(Data entries)
---

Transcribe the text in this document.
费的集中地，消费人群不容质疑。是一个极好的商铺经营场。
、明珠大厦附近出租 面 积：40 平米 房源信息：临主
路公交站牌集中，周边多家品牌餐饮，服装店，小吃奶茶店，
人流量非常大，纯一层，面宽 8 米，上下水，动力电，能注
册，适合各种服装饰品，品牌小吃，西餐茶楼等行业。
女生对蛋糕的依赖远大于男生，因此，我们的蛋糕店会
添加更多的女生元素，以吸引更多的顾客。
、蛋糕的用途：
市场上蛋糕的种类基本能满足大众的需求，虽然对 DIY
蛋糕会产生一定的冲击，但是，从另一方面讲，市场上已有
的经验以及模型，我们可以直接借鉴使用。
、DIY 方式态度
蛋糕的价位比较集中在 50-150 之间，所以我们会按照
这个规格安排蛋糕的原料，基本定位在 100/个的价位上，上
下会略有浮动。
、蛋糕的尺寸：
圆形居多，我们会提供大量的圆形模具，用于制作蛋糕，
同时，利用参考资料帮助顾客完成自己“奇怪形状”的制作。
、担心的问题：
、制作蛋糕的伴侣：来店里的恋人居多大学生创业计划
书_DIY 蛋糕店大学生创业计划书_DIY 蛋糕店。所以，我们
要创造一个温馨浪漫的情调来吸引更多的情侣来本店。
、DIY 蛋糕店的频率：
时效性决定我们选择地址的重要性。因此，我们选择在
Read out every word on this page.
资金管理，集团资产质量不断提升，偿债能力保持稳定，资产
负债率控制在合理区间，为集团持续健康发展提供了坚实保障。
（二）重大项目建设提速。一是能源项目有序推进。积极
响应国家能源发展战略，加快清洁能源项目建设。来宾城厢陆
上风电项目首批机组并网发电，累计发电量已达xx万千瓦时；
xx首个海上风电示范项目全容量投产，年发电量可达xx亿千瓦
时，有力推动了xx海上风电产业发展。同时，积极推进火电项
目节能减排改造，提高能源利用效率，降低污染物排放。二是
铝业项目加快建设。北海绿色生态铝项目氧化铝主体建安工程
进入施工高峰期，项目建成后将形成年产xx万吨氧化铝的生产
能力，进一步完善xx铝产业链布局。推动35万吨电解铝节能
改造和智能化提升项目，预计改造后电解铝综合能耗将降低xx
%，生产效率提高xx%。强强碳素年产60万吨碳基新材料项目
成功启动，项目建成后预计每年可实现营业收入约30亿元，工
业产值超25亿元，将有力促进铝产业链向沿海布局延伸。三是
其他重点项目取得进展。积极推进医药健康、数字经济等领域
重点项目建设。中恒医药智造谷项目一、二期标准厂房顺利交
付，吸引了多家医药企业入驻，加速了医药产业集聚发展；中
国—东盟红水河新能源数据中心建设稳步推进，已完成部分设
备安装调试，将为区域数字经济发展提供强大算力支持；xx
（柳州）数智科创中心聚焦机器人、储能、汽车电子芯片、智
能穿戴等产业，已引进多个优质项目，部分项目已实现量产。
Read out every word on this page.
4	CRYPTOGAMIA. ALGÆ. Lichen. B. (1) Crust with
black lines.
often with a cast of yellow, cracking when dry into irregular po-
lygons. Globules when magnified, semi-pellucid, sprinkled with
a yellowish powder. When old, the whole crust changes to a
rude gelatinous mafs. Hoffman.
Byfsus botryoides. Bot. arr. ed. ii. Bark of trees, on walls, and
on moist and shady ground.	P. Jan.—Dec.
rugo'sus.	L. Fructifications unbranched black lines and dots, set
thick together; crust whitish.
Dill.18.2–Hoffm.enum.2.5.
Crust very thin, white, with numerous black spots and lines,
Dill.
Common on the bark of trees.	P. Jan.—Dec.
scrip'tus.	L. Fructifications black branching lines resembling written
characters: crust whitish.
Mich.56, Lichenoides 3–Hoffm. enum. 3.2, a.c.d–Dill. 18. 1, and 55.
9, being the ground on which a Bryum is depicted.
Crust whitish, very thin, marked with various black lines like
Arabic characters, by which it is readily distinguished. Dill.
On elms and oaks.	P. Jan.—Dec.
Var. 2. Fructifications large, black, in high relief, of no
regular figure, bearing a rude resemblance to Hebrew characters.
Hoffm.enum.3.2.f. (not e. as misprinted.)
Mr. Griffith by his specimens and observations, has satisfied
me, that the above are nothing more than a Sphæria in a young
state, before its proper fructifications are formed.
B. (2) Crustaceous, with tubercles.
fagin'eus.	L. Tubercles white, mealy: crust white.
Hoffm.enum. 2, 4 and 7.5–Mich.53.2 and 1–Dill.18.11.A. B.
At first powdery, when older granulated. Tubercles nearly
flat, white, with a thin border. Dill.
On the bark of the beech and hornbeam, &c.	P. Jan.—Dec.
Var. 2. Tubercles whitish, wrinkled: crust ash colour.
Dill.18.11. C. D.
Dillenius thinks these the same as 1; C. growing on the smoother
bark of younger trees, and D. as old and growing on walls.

---

_Stated goal_
Go through the preceding material and copy each line that has the word "Mich".

_The response_
Mich.56, Lichenoides 3–Hoffm. enum. 3.2, a.c.d–Dill. 18. 1, and 55.
Hoffm.enum. 2, 4 and 7.5–Mich.53.2 and 1–Dill.18.11.A. B.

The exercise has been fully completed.